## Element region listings
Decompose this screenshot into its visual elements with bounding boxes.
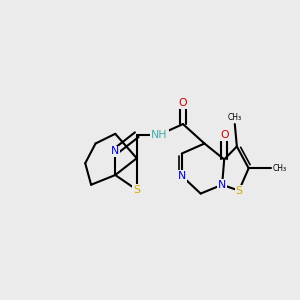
Text: S: S <box>236 186 242 196</box>
Text: N: N <box>178 171 186 181</box>
Text: S: S <box>133 185 140 195</box>
Text: CH₃: CH₃ <box>273 164 287 173</box>
Text: N: N <box>111 146 119 157</box>
Text: NH: NH <box>151 130 168 140</box>
Text: N: N <box>218 180 226 190</box>
Text: O: O <box>179 98 187 109</box>
Text: CH₃: CH₃ <box>228 113 242 122</box>
Text: O: O <box>220 130 229 140</box>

## INSTRUCTION
Copy the lines from the first one through the line containing "Text: CH₃: CH₃ <box>273 164 287 173</box>", inclusive, substituting "image" for "screenshot" and leaving everything else unchanged. Omit the pictures.

## REPLY TO THE TASK
Decompose this image into its visual elements with bounding boxes.
Text: S: S <box>236 186 242 196</box>
Text: N: N <box>178 171 186 181</box>
Text: S: S <box>133 185 140 195</box>
Text: CH₃: CH₃ <box>273 164 287 173</box>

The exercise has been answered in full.